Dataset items
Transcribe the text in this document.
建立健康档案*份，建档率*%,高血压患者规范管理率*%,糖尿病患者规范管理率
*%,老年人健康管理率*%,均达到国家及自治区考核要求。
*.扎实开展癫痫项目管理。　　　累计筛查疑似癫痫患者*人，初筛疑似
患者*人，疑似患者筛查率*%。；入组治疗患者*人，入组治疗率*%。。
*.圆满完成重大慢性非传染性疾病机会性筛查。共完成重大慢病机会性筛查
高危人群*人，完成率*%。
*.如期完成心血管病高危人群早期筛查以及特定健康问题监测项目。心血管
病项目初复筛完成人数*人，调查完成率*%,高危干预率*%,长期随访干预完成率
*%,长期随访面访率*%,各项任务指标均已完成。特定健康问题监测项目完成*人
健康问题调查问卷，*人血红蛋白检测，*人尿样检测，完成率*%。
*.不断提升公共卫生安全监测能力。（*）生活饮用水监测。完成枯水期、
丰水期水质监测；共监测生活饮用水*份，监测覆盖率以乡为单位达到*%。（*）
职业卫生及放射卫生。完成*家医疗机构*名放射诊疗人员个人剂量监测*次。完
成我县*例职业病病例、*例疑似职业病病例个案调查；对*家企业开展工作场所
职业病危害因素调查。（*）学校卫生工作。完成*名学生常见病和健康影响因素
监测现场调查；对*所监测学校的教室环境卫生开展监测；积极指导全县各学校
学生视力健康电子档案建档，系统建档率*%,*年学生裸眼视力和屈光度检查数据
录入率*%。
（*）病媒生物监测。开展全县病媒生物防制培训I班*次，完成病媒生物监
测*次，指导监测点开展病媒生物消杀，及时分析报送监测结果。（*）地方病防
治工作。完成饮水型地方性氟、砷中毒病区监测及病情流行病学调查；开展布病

• **Aim of the exercise**: Nothing should be left out: return all of the records exactly.

• **Written solution**:
Transcribe the text in this document.
建立健康档案*份，建档率*%,高血压患者规范管理率*%,糖尿病患者规范管理率
*%,老年人健康管理率*%,均达到国家及自治区考核要求。
*.扎实开展癫痫项目管理。　　　累计筛查疑似癫痫患者*人，初筛疑似
患者*人，疑似患者筛查率*%。；入组治疗患者*人，入组治疗率*%。。
*.圆满完成重大慢性非传染性疾病机会性筛查。共完成重大慢病机会性筛查
高危人群*人，完成率*%。
*.如期完成心血管病高危人群早期筛查以及特定健康问题监测项目。心血管
病项目初复筛完成人数*人，调查完成率*%,高危干预率*%,长期随访干预完成率
*%,长期随访面访率*%,各项任务指标均已完成。特定健康问题监测项目完成*人
健康问题调查问卷，*人血红蛋白检测，*人尿样检测，完成率*%。
*.不断提升公共卫生安全监测能力。（*）生活饮用水监测。完成枯水期、
丰水期水质监测；共监测生活饮用水*份，监测覆盖率以乡为单位达到*%。（*）
职业卫生及放射卫生。完成*家医疗机构*名放射诊疗人员个人剂量监测*次。完
成我县*例职业病病例、*例疑似职业病病例个案调查；对*家企业开展工作场所
职业病危害因素调查。（*）学校卫生工作。完成*名学生常见病和健康影响因素
监测现场调查；对*所监测学校的教室环境卫生开展监测；积极指导全县各学校
学生视力健康电子档案建档，系统建档率*%,*年学生裸眼视力和屈光度检查数据
录入率*%。
（*）病媒生物监测。开展全县病媒生物防制培训I班*次，完成病媒生物监
测*次，指导监测点开展病媒生物消杀，及时分析报送监测结果。（*）地方病防
治工作。完成饮水型地方性氟、砷中毒病区监测及病情流行病学调查；开展布病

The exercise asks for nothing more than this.